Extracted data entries
Begin

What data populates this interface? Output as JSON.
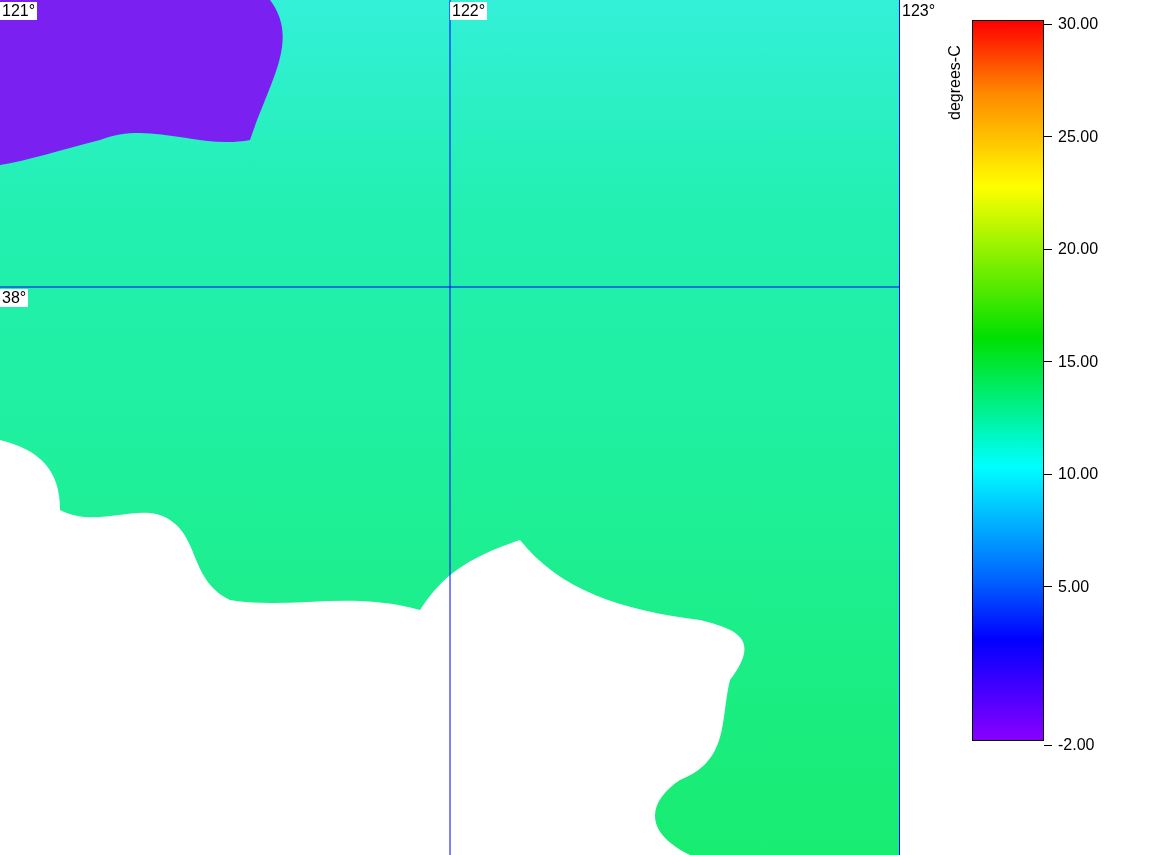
{
  "map": {
    "lon_labels": [
      "121°",
      "122°",
      "123°"
    ],
    "lat_labels": [
      "38°"
    ]
  },
  "legend": {
    "unit": "degrees-C",
    "ticks": [
      "30.00",
      "25.00",
      "20.00",
      "15.00",
      "10.00",
      "5.00",
      "-2.00"
    ]
  }
}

End

What is required
Pictures in the records should not appear in your copy, but everything else must be transcribed exactly.

Final result
What data populates this interface? Output as JSON.
{
  "map": {
    "lon_labels": [
      "121°",
      "122°",
      "123°"
    ],
    "lat_labels": [
      "38°"
    ]
  },
  "legend": {
    "unit": "degrees-C",
    "ticks": [
      "30.00",
      "25.00",
      "20.00",
      "15.00",
      "10.00",
      "5.00",
      "-2.00"
    ]
  }
}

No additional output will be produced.